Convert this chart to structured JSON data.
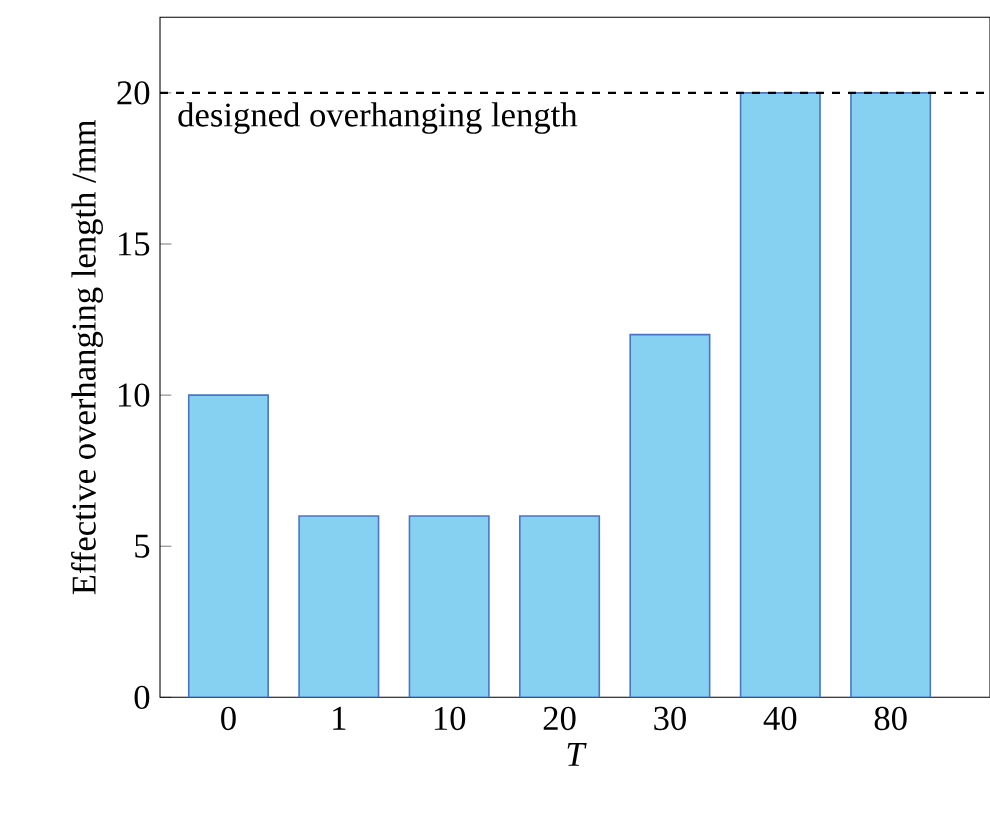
{
  "chart_data": {
    "type": "bar",
    "xlabel": "T",
    "ylabel": "Effective overhanging length /mm",
    "categories": [
      "0",
      "1",
      "10",
      "20",
      "30",
      "40",
      "80"
    ],
    "values": [
      10,
      6,
      6,
      6,
      12,
      20,
      20
    ],
    "color": "#86d0f2",
    "ylim": [
      0,
      22.5
    ],
    "yticks": [
      0,
      5,
      10,
      15,
      20
    ],
    "ref_lines": [
      {
        "axis": "y",
        "value": 20,
        "label": "designed overhanging length",
        "line_style": "dashed",
        "color": "#000000"
      }
    ],
    "grid": false
  }
}
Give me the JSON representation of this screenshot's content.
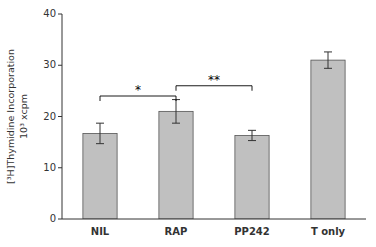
{
  "chart_data": {
    "type": "bar",
    "y_label": "[³H]Thymidine Incorporation\n10³ xcpm",
    "categories": [
      "NIL",
      "RAP",
      "PP242",
      "T only"
    ],
    "values": [
      16.7,
      21.0,
      16.3,
      31.0
    ],
    "errors": [
      2.0,
      2.3,
      1.0,
      1.6
    ],
    "color": "#C0C0C0",
    "ylim": [
      0,
      40
    ],
    "yticks": [
      0,
      10,
      20,
      30,
      40
    ],
    "grid": false,
    "annotations": [
      {
        "text": "*",
        "categories": [
          "NIL",
          "RAP"
        ],
        "y": 24.0
      },
      {
        "text": "**",
        "categories": [
          "RAP",
          "PP242"
        ],
        "y": 26.0
      }
    ]
  }
}
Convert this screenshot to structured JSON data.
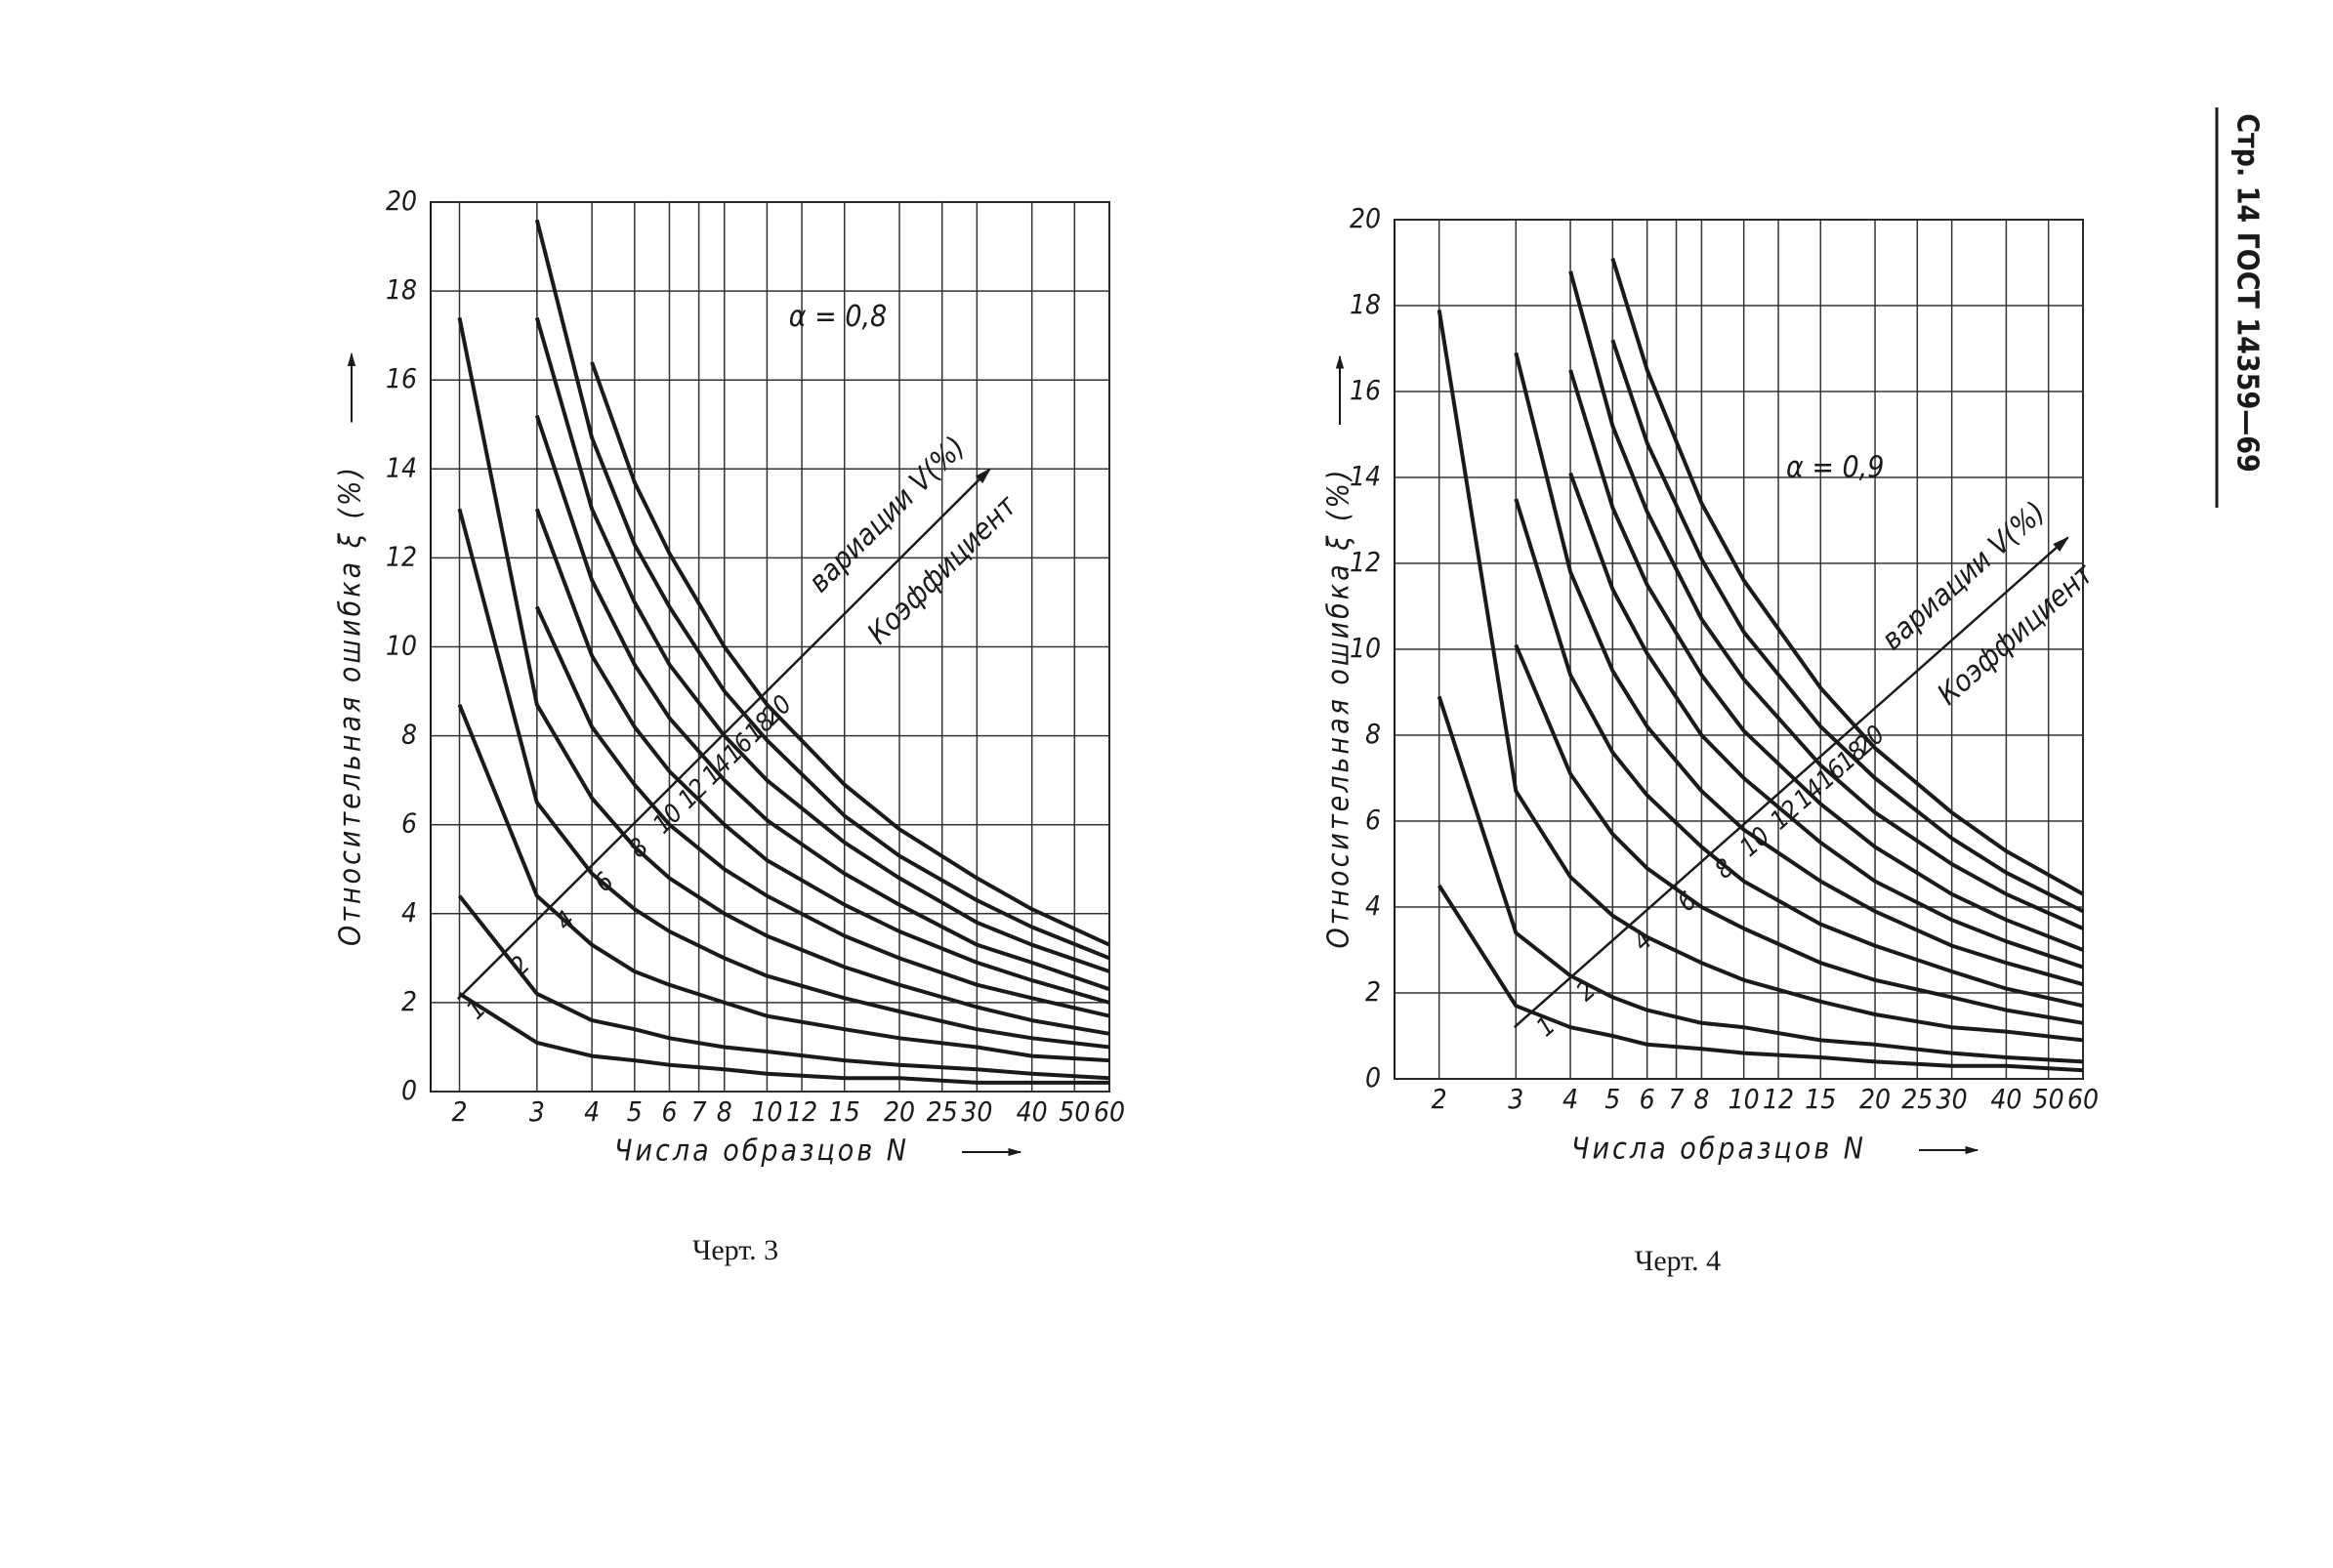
{
  "page": {
    "header": "Стр. 14 ГОСТ 14359—69"
  },
  "chart_data": [
    {
      "type": "line",
      "caption": "Черт. 3",
      "annotation": "α = 0,8",
      "diagonal_label": [
        "Коэффициент",
        "вариации V(%)"
      ],
      "xlabel": "Числа образцов N",
      "ylabel": "Относительная ошибка ξ (%)",
      "x_scale": "log",
      "grid": true,
      "color": "#1a1a1a",
      "xlim": [
        1.72,
        60
      ],
      "xticks": [
        2,
        3,
        4,
        5,
        6,
        7,
        8,
        10,
        12,
        15,
        20,
        25,
        30,
        40,
        50,
        60
      ],
      "ylim": [
        0,
        20
      ],
      "yticks": [
        0,
        2,
        4,
        6,
        8,
        10,
        12,
        14,
        16,
        18,
        20
      ],
      "x": [
        2,
        3,
        4,
        5,
        6,
        8,
        10,
        15,
        20,
        30,
        40,
        60
      ],
      "series": [
        {
          "name": "1",
          "values": [
            2.2,
            1.1,
            0.8,
            0.7,
            0.6,
            0.5,
            0.4,
            0.3,
            0.3,
            0.2,
            0.2,
            0.2
          ]
        },
        {
          "name": "2",
          "values": [
            4.4,
            2.2,
            1.6,
            1.4,
            1.2,
            1.0,
            0.9,
            0.7,
            0.6,
            0.5,
            0.4,
            0.3
          ]
        },
        {
          "name": "4",
          "values": [
            8.7,
            4.4,
            3.3,
            2.7,
            2.4,
            2.0,
            1.7,
            1.4,
            1.2,
            1.0,
            0.8,
            0.7
          ]
        },
        {
          "name": "6",
          "values": [
            13.1,
            6.5,
            4.9,
            4.1,
            3.6,
            3.0,
            2.6,
            2.1,
            1.8,
            1.4,
            1.2,
            1.0
          ]
        },
        {
          "name": "8",
          "values": [
            17.4,
            8.7,
            6.6,
            5.5,
            4.8,
            4.0,
            3.5,
            2.8,
            2.4,
            1.9,
            1.6,
            1.3
          ]
        },
        {
          "name": "10",
          "values": [
            null,
            10.9,
            8.2,
            6.9,
            6.0,
            5.0,
            4.4,
            3.5,
            3.0,
            2.4,
            2.1,
            1.7
          ]
        },
        {
          "name": "12",
          "values": [
            null,
            13.1,
            9.8,
            8.2,
            7.2,
            6.0,
            5.2,
            4.2,
            3.6,
            2.9,
            2.5,
            2.0
          ]
        },
        {
          "name": "14",
          "values": [
            null,
            15.2,
            11.5,
            9.6,
            8.4,
            7.0,
            6.1,
            4.9,
            4.2,
            3.3,
            2.9,
            2.3
          ]
        },
        {
          "name": "16",
          "values": [
            null,
            17.4,
            13.1,
            11.0,
            9.6,
            8.0,
            7.0,
            5.6,
            4.8,
            3.8,
            3.3,
            2.7
          ]
        },
        {
          "name": "18",
          "values": [
            null,
            19.6,
            14.7,
            12.3,
            10.9,
            9.0,
            7.9,
            6.2,
            5.3,
            4.3,
            3.7,
            3.0
          ]
        },
        {
          "name": "20",
          "values": [
            null,
            null,
            16.4,
            13.7,
            12.1,
            10.0,
            8.7,
            6.9,
            5.9,
            4.8,
            4.1,
            3.3
          ]
        }
      ]
    },
    {
      "type": "line",
      "caption": "Черт. 4",
      "annotation": "α = 0,9",
      "diagonal_label": [
        "Коэффициент",
        "вариации V(%)"
      ],
      "xlabel": "Числа образцов N",
      "ylabel": "Относительная ошибка ξ (%)",
      "x_scale": "log",
      "grid": true,
      "color": "#1a1a1a",
      "xlim": [
        1.58,
        60
      ],
      "xticks": [
        2,
        3,
        4,
        5,
        6,
        7,
        8,
        10,
        12,
        15,
        20,
        25,
        30,
        40,
        50,
        60
      ],
      "ylim": [
        0,
        20
      ],
      "yticks": [
        0,
        2,
        4,
        6,
        8,
        10,
        12,
        14,
        16,
        18,
        20
      ],
      "x": [
        2,
        3,
        4,
        5,
        6,
        8,
        10,
        15,
        20,
        30,
        40,
        60
      ],
      "series": [
        {
          "name": "1",
          "values": [
            4.5,
            1.7,
            1.2,
            1.0,
            0.8,
            0.7,
            0.6,
            0.5,
            0.4,
            0.3,
            0.3,
            0.2
          ]
        },
        {
          "name": "2",
          "values": [
            8.9,
            3.4,
            2.4,
            1.9,
            1.6,
            1.3,
            1.2,
            0.9,
            0.8,
            0.6,
            0.5,
            0.4
          ]
        },
        {
          "name": "4",
          "values": [
            17.9,
            6.7,
            4.7,
            3.8,
            3.3,
            2.7,
            2.3,
            1.8,
            1.5,
            1.2,
            1.1,
            0.9
          ]
        },
        {
          "name": "6",
          "values": [
            null,
            10.1,
            7.1,
            5.7,
            4.9,
            4.0,
            3.5,
            2.7,
            2.3,
            1.9,
            1.6,
            1.3
          ]
        },
        {
          "name": "8",
          "values": [
            null,
            13.5,
            9.4,
            7.6,
            6.6,
            5.4,
            4.6,
            3.6,
            3.1,
            2.5,
            2.1,
            1.7
          ]
        },
        {
          "name": "10",
          "values": [
            null,
            16.9,
            11.8,
            9.5,
            8.2,
            6.7,
            5.8,
            4.6,
            3.9,
            3.1,
            2.7,
            2.2
          ]
        },
        {
          "name": "12",
          "values": [
            null,
            null,
            14.1,
            11.4,
            9.9,
            8.0,
            7.0,
            5.5,
            4.6,
            3.7,
            3.2,
            2.6
          ]
        },
        {
          "name": "14",
          "values": [
            null,
            null,
            16.5,
            13.3,
            11.5,
            9.4,
            8.1,
            6.4,
            5.4,
            4.3,
            3.7,
            3.0
          ]
        },
        {
          "name": "16",
          "values": [
            null,
            null,
            18.8,
            15.2,
            13.2,
            10.7,
            9.3,
            7.3,
            6.2,
            5.0,
            4.3,
            3.5
          ]
        },
        {
          "name": "18",
          "values": [
            null,
            null,
            null,
            17.2,
            14.8,
            12.1,
            10.4,
            8.2,
            7.0,
            5.6,
            4.8,
            3.9
          ]
        },
        {
          "name": "20",
          "values": [
            null,
            null,
            null,
            19.1,
            16.5,
            13.4,
            11.6,
            9.1,
            7.7,
            6.2,
            5.3,
            4.3
          ]
        }
      ]
    }
  ]
}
═══
**What is required:**
Go through the records above and copy every line with the word "structured".

**Response to this exercise:**
Convert this chart to structured JSON data.
Convert this screenshot to structured JSON data.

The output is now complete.